* **DATA IN THIS EXERCISE**
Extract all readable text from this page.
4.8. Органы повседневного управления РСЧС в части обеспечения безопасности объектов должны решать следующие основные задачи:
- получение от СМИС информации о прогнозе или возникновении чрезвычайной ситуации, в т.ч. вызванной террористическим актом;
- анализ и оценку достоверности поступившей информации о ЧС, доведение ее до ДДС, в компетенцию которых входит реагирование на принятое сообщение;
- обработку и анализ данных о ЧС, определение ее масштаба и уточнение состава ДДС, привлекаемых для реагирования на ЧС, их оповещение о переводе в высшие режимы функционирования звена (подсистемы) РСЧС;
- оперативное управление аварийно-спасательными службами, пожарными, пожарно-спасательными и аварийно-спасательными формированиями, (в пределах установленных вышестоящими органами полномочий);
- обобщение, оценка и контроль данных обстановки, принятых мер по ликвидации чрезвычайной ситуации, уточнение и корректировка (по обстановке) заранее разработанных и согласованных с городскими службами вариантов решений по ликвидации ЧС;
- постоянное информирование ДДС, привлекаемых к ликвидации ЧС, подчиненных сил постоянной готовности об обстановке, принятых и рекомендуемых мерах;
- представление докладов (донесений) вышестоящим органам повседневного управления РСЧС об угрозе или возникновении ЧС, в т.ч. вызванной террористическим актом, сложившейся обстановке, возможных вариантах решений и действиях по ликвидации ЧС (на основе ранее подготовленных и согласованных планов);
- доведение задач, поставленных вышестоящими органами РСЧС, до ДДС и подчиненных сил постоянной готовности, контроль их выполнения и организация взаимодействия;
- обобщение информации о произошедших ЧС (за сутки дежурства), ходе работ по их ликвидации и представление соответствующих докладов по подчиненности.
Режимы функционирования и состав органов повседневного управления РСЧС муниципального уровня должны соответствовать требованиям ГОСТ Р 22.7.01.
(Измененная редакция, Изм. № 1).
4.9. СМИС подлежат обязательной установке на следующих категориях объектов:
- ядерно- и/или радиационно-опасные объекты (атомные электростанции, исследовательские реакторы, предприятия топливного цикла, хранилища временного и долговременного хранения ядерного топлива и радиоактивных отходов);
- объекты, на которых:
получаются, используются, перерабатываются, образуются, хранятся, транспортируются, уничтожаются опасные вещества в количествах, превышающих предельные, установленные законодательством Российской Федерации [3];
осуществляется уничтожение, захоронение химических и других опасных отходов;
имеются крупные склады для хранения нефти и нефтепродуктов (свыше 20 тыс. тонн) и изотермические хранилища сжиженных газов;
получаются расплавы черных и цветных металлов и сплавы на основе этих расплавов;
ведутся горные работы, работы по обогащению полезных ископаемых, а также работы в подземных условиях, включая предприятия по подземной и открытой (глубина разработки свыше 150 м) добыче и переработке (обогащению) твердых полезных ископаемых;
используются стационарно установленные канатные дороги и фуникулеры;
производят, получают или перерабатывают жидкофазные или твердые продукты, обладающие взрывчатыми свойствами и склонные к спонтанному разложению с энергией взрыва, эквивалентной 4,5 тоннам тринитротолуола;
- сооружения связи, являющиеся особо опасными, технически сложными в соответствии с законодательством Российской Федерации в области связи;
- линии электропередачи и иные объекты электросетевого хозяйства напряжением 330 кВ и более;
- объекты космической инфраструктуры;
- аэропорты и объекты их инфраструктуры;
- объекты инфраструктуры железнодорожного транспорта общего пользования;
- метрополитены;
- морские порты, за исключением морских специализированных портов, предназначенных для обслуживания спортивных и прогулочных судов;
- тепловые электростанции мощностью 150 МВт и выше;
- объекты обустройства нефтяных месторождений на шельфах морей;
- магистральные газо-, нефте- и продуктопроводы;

* **GIVEN REQUEST**
Please repeat all the records above exactly as they appear.

* **OUTPUT OF THE TASK**
Extract all readable text from this page.
4.8. Органы повседневного управления РСЧС в части обеспечения безопасности объектов должны решать следующие основные задачи:
- получение от СМИС информации о прогнозе или возникновении чрезвычайной ситуации, в т.ч. вызванной террористическим актом;
- анализ и оценку достоверности поступившей информации о ЧС, доведение ее до ДДС, в компетенцию которых входит реагирование на принятое сообщение;
- обработку и анализ данных о ЧС, определение ее масштаба и уточнение состава ДДС, привлекаемых для реагирования на ЧС, их оповещение о переводе в высшие режимы функционирования звена (подсистемы) РСЧС;
- оперативное управление аварийно-спасательными службами, пожарными, пожарно-спасательными и аварийно-спасательными формированиями, (в пределах установленных вышестоящими органами полномочий);
- обобщение, оценка и контроль данных обстановки, принятых мер по ликвидации чрезвычайной ситуации, уточнение и корректировка (по обстановке) заранее разработанных и согласованных с городскими службами вариантов решений по ликвидации ЧС;
- постоянное информирование ДДС, привлекаемых к ликвидации ЧС, подчиненных сил постоянной готовности об обстановке, принятых и рекомендуемых мерах;
- представление докладов (донесений) вышестоящим органам повседневного управления РСЧС об угрозе или возникновении ЧС, в т.ч. вызванной террористическим актом, сложившейся обстановке, возможных вариантах решений и действиях по ликвидации ЧС (на основе ранее подготовленных и согласованных планов);
- доведение задач, поставленных вышестоящими органами РСЧС, до ДДС и подчиненных сил постоянной готовности, контроль их выполнения и организация взаимодействия;
- обобщение информации о произошедших ЧС (за сутки дежурства), ходе работ по их ликвидации и представление соответствующих докладов по подчиненности.
Режимы функционирования и состав органов повседневного управления РСЧС муниципального уровня должны соответствовать требованиям ГОСТ Р 22.7.01.
(Измененная редакция, Изм. № 1).
4.9. СМИС подлежат обязательной установке на следующих категориях объектов:
- ядерно- и/или радиационно-опасные объекты (атомные электростанции, исследовательские реакторы, предприятия топливного цикла, хранилища временного и долговременного хранения ядерного топлива и радиоактивных отходов);
- объекты, на которых:
получаются, используются, перерабатываются, образуются, хранятся, транспортируются, уничтожаются опасные вещества в количествах, превышающих предельные, установленные законодательством Российской Федерации [3];
осуществляется уничтожение, захоронение химических и других опасных отходов;
имеются крупные склады для хранения нефти и нефтепродуктов (свыше 20 тыс. тонн) и изотермические хранилища сжиженных газов;
получаются расплавы черных и цветных металлов и сплавы на основе этих расплавов;
ведутся горные работы, работы по обогащению полезных ископаемых, а также работы в подземных условиях, включая предприятия по подземной и открытой (глубина разработки свыше 150 м) добыче и переработке (обогащению) твердых полезных ископаемых;
используются стационарно установленные канатные дороги и фуникулеры;
производят, получают или перерабатывают жидкофазные или твердые продукты, обладающие взрывчатыми свойствами и склонные к спонтанному разложению с энергией взрыва, эквивалентной 4,5 тоннам тринитротолуола;
- сооружения связи, являющиеся особо опасными, технически сложными в соответствии с законодательством Российской Федерации в области связи;
- линии электропередачи и иные объекты электросетевого хозяйства напряжением 330 кВ и более;
- объекты космической инфраструктуры;
- аэропорты и объекты их инфраструктуры;
- объекты инфраструктуры железнодорожного транспорта общего пользования;
- метрополитены;
- морские порты, за исключением морских специализированных портов, предназначенных для обслуживания спортивных и прогулочных судов;
- тепловые электростанции мощностью 150 МВт и выше;
- объекты обустройства нефтяных месторождений на шельфах морей;
- магистральные газо-, нефте- и продуктопроводы;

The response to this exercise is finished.